> _Given exercise A_
Quote the part of the bankruptcy excerpt that opens with the words containing "C. Debtors' Initial" and closes with "as provided herein.".
> _Given exercise B_
List every dollar amount that appears in the bankruptcy excerpt, in the order they occur.

Finally, Debtors' Amended Schedule I showed combined average monthly income as $15,094. Of that amount, $9,000 was attributed to income from their businesses and $3,000 was attributed to income from rentals on the Breckenridge Property. Amended Schedule I also reflected that both debtors were collecting social security income and Gregory was receiving a pension from IBM of $594 a month. Amended Schedule J showed average monthly expenses of $13,698, which included $6,730.18 towards the debt on the Breckenridge Property. Debtors' monthly net income was reflected at $1,395.84.

P+P immediately moved for relief from stay on the Breckenridge Property. Washington Mutual later filed a similar motion.

C. Debtors' Initial Plan

Debtors' initial plan provided for, among other things, payments to satisfy their mortgage and other debt related to the Breckenridge Property, with the exception of the claims of P+P. Debtors stated their belief that they had paid P+P in full.4 Under the heading “Implementation of the Plan”, the plan provided:

Upon confirmation, all of the assets of the Debtors' estate shall be vested in the Debtors and the Debtors shall continue to work in their consulting and business management company. Debtors shall pay all expenses of their personal life, including taxes and insurance costs, on a current basis. The Debtors' disposable income shall be deposited into the Plan Fund and distributed as provided herein.

> _Listed records_

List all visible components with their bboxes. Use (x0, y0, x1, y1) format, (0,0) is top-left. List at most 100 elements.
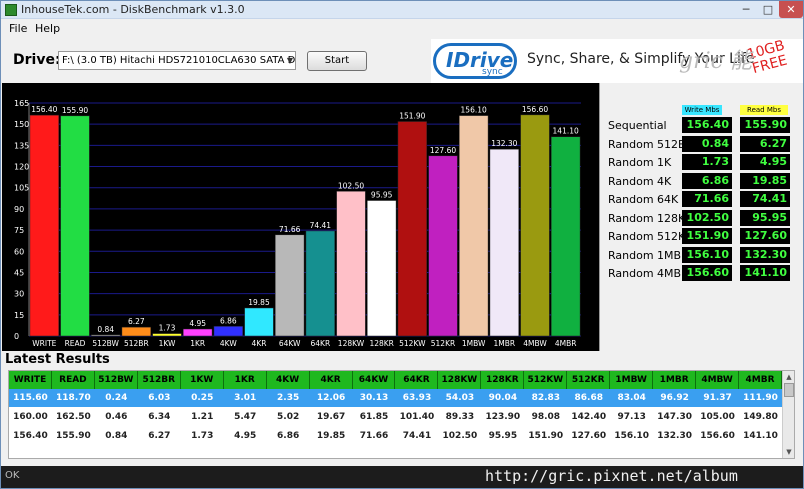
bar-value-label: 132.30 (491, 139, 517, 148)
bar-1mbr (489, 148, 519, 337)
summary-row: Random 4MB 156.60 141.10 (600, 265, 804, 283)
summary-row: Random 4K 6.86 19.85 (600, 172, 804, 191)
bar-value-label: 156.40 (31, 105, 57, 114)
column-header[interactable]: 1KW (181, 371, 224, 389)
summary-row-label: Sequential (608, 119, 667, 132)
latest-results-title: Latest Results (5, 352, 110, 367)
summary-row: Random 64K 71.66 74.41 (600, 191, 804, 209)
bar-value-label: 6.27 (128, 317, 145, 326)
summary-write-value: 6.86 (682, 172, 732, 189)
summary-row-label: Random 1K (608, 156, 672, 169)
table-cell: 6.27 (148, 431, 171, 441)
column-header[interactable]: WRITE (9, 371, 52, 389)
table-cell: 151.90 (528, 431, 564, 441)
scroll-down-icon[interactable]: ▼ (783, 446, 794, 458)
table-cell: 155.90 (56, 431, 91, 441)
table-cell: 98.08 (531, 412, 561, 422)
summary-row: Random 512B 0.84 6.27 (600, 135, 804, 154)
column-header[interactable]: 1KR (224, 371, 267, 389)
bar-value-label: 151.90 (399, 111, 425, 120)
app-icon (5, 4, 17, 16)
table-cell: 0.25 (191, 393, 214, 403)
column-header[interactable]: 4MBW (696, 371, 740, 389)
x-tick-label: 512BR (124, 339, 149, 348)
x-tick-label: 4KW (220, 339, 237, 348)
menu-file[interactable]: File (9, 22, 27, 35)
maximize-button[interactable]: □ (757, 1, 779, 18)
y-tick-label: 150 (14, 120, 29, 129)
bar-chart-svg: 0 15 30 45 60 75 90 105 120 135 150 165156.40 WRITE 1… (14, 99, 581, 348)
summary-write-value: 156.40 (682, 117, 732, 133)
scroll-up-icon[interactable]: ▲ (783, 371, 794, 383)
bar-128kr (367, 200, 397, 337)
minimize-button[interactable]: ─ (735, 1, 757, 18)
summary-row-label: Random 4K (608, 174, 672, 188)
status-bar: OK http://gric.pixnet.net/album (1, 466, 803, 488)
drive-select[interactable]: F:\ (3.0 TB) Hitachi HDS721010CLA630 SAT… (58, 51, 296, 70)
column-header[interactable]: 512KR (567, 371, 611, 389)
bar-value-label: 156.60 (522, 105, 548, 114)
legend-read: Read Mbs (740, 105, 788, 115)
bar-value-label: 155.90 (62, 106, 88, 115)
x-tick-label: 1MBR (494, 339, 516, 348)
column-header[interactable]: 1MBR (653, 371, 697, 389)
table-cell: 19.85 (316, 431, 346, 441)
table-cell: 5.02 (277, 412, 300, 422)
summary-read-value: 4.95 (740, 154, 790, 170)
column-header[interactable]: 64KR (396, 371, 439, 389)
summary-row-label: Random 512K (608, 230, 686, 243)
summary-read-value: 127.60 (740, 228, 790, 244)
summary-write-value: 1.73 (682, 154, 732, 170)
table-row[interactable]: 160.00 162.50 0.46 6.34 1.21 5.47 5.02 19.67 61.… (9, 408, 782, 426)
x-tick-label: READ (65, 339, 86, 348)
summary-write-value: 71.66 (682, 191, 732, 207)
x-tick-label: 4MBR (555, 339, 577, 348)
column-header[interactable]: 128KW (438, 371, 482, 389)
bar-4kr (244, 307, 274, 337)
column-header[interactable]: 4KR (310, 371, 353, 389)
start-button[interactable]: Start (307, 51, 367, 71)
table-cell: 86.68 (574, 393, 603, 403)
column-header[interactable]: 128KR (481, 371, 525, 389)
title-bar: InhouseTek.com - DiskBenchmark v1.3.0 ─ … (1, 1, 803, 19)
summary-read-value: 132.30 (740, 246, 790, 263)
column-header[interactable]: 4MBR (739, 371, 782, 389)
column-header[interactable]: 512BW (95, 371, 138, 389)
drive-select-value: F:\ (3.0 TB) Hitachi HDS721010CLA630 SAT… (62, 55, 296, 66)
column-header[interactable]: 512KW (524, 371, 568, 389)
bar-64kw (275, 234, 305, 337)
table-cell: 19.67 (316, 412, 346, 422)
column-header[interactable]: 512BR (138, 371, 181, 389)
vertical-scrollbar[interactable]: ▲ ▼ (782, 371, 794, 458)
scrollbar-thumb[interactable] (784, 383, 794, 397)
results-table[interactable]: WRITE READ 512BW 512BR 1KW 1KR 4KW 4KR 64KW 64KR 1… (8, 370, 795, 459)
bar-4kw (213, 326, 243, 337)
table-cell: 162.50 (56, 412, 91, 422)
column-header[interactable]: 4KW (267, 371, 310, 389)
table-row[interactable]: 156.40 155.90 0.84 6.27 1.73 4.95 6.86 19.85 71.… (9, 427, 782, 445)
x-tick-label: 4KR (252, 339, 267, 348)
column-header[interactable]: 1MBW (610, 371, 654, 389)
x-tick-label: 64KW (279, 339, 301, 348)
table-cell: 118.70 (56, 393, 91, 403)
table-cell: 147.30 (657, 412, 692, 422)
column-header[interactable]: 64KW (353, 371, 396, 389)
summary-row-label: Random 128K (608, 211, 686, 225)
y-tick-label: 0 (14, 332, 19, 341)
table-row[interactable]: 115.60 118.70 0.24 6.03 0.25 3.01 2.35 12.06 30.… (9, 389, 782, 407)
y-tick-label: 135 (14, 141, 29, 150)
column-header[interactable]: READ (52, 371, 95, 389)
y-tick-label: 60 (14, 247, 24, 256)
table-cell: 132.30 (657, 431, 692, 441)
summary-panel: Write Mbs Read Mbs Sequential 156.40 155.9… (599, 83, 803, 351)
bar-value-label: 156.10 (461, 106, 487, 115)
bar-1kw (152, 333, 182, 337)
status-text: OK (5, 470, 20, 481)
menu-help[interactable]: Help (35, 22, 60, 35)
summary-read-value: 6.27 (740, 135, 790, 152)
table-cell: 12.06 (316, 393, 346, 403)
x-tick-label: WRITE (32, 339, 56, 348)
close-button[interactable]: ✕ (779, 1, 803, 18)
summary-read-value: 155.90 (740, 117, 790, 133)
summary-write-value: 156.10 (682, 246, 732, 263)
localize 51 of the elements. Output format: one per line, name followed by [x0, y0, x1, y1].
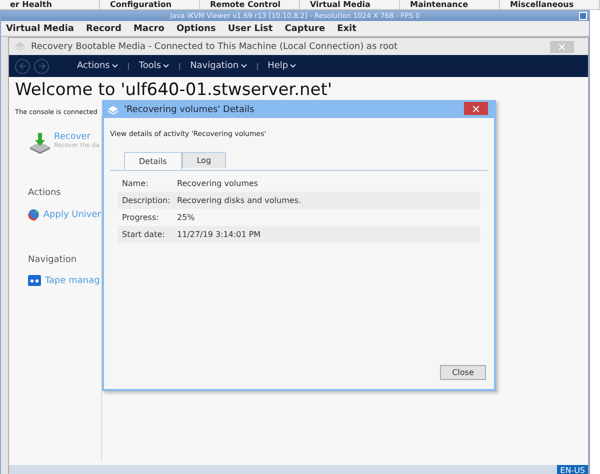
back-arrow-icon: [18, 62, 26, 70]
close-button[interactable]: [579, 12, 587, 20]
download-drive-icon: [29, 132, 51, 154]
field-value: 25%: [177, 213, 195, 222]
field-label: Progress:: [122, 213, 160, 222]
background-tab[interactable]: Remote Control: [200, 0, 300, 9]
caret-icon: [163, 64, 170, 68]
forward-button[interactable]: [34, 58, 49, 74]
background-tab[interactable]: Maintenance: [400, 0, 500, 9]
close-icon: [473, 106, 479, 112]
nav-menu[interactable]: Help: [262, 61, 302, 71]
nav-menu[interactable]: Actions: [71, 61, 124, 71]
dialog-title: 'Recovering volumes' Details: [124, 105, 254, 115]
field-label: Start date:: [122, 230, 166, 239]
nav-menu[interactable]: Tools: [132, 61, 176, 71]
menu-item[interactable]: Macro: [133, 24, 164, 34]
field-label: Description:: [122, 196, 172, 205]
layers-icon: [15, 42, 25, 51]
caret-icon: [290, 64, 296, 68]
field-label: Name:: [122, 179, 150, 188]
field-value: Recovering volumes: [177, 179, 258, 188]
section-title: Actions: [28, 188, 62, 198]
close-button[interactable]: Close: [440, 365, 486, 380]
welcome-heading: Welcome to 'ulf640-01.stwserver.net': [15, 80, 334, 100]
forward-arrow-icon: [38, 62, 46, 70]
app-title: Recovery Bootable Media - Connected to This Machine (Local Connection) as root: [31, 42, 399, 52]
background-tab[interactable]: Configuration: [100, 0, 200, 9]
tape-icon: [28, 275, 41, 286]
section-title: Navigation: [28, 255, 78, 265]
close-button[interactable]: [464, 102, 488, 115]
close-icon: [559, 44, 565, 50]
caret-icon: [112, 64, 118, 68]
field-value: 11/27/19 3:14:01 PM: [177, 230, 261, 239]
tab[interactable]: Log: [182, 152, 226, 168]
menu-item[interactable]: Virtual Media: [6, 24, 74, 34]
caret-icon: [240, 64, 247, 68]
locale-indicator: EN-US: [557, 465, 588, 474]
menu-item[interactable]: Options: [176, 24, 216, 34]
menu-item[interactable]: Capture: [284, 24, 326, 34]
background-tab[interactable]: Miscellaneous: [500, 0, 600, 9]
menu-item[interactable]: User List: [228, 24, 273, 34]
field-value: Recovering disks and volumes.: [177, 196, 302, 205]
nav-menu[interactable]: Navigation: [184, 61, 253, 71]
background-tab[interactable]: er Health: [0, 0, 100, 9]
layers-icon: [108, 106, 118, 114]
menu-item[interactable]: Record: [86, 24, 122, 34]
back-button[interactable]: [15, 58, 30, 74]
background-tab[interactable]: Virtual Media: [300, 0, 400, 9]
globe-icon: [28, 208, 40, 221]
tab[interactable]: Details: [124, 152, 182, 170]
menu-item[interactable]: Exit: [337, 24, 356, 34]
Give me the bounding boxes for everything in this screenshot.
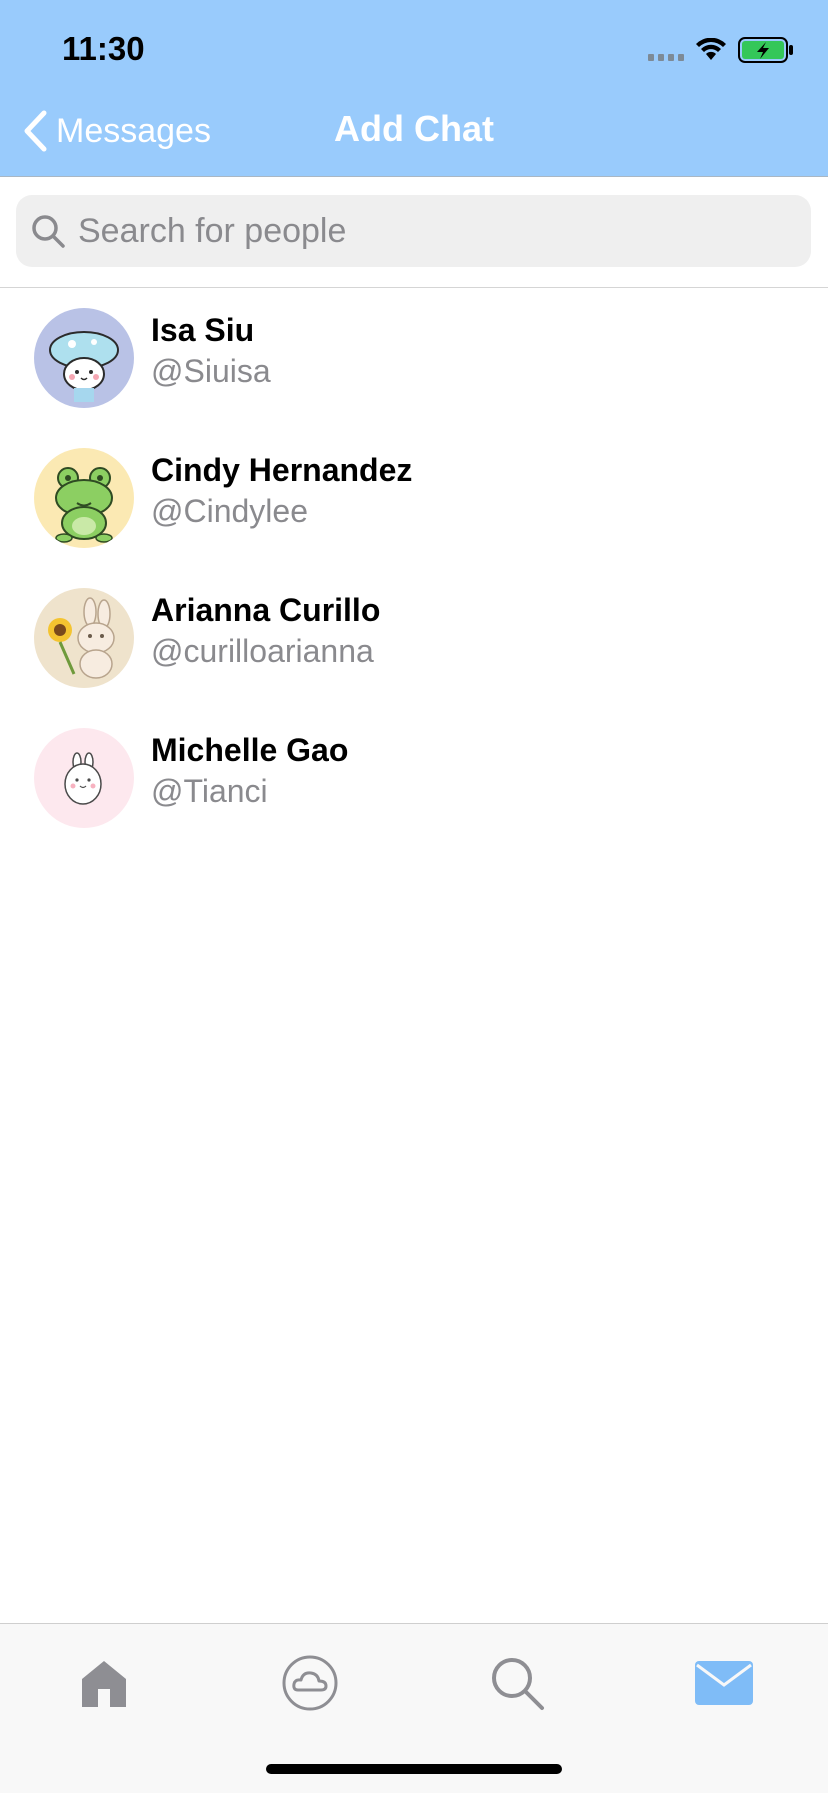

> _Full output A_
C. Debtors' Initial Plan

Debtors' initial plan provided for, among other things, payments to satisfy their mortgage and other debt related to the Breckenridge Property, with the exception of the claims of P+P. Debtors stated their belief that they had paid P+P in full.4 Under the heading “Implementation of the Plan”, the plan provided:

Upon confirmation, all of the assets of the Debtors' estate shall be vested in the Debtors and the Debtors shall continue to work in their consulting and business management company. Debtors shall pay all expenses of their personal life, including taxes and insurance costs, on a current basis. The Debtors' disposable income shall be deposited into the Plan Fund and distributed as provided herein.

> _Full output B_
$15,094
$9,000
$3,000
$594
$13,698
$6,730.18
$1,395.84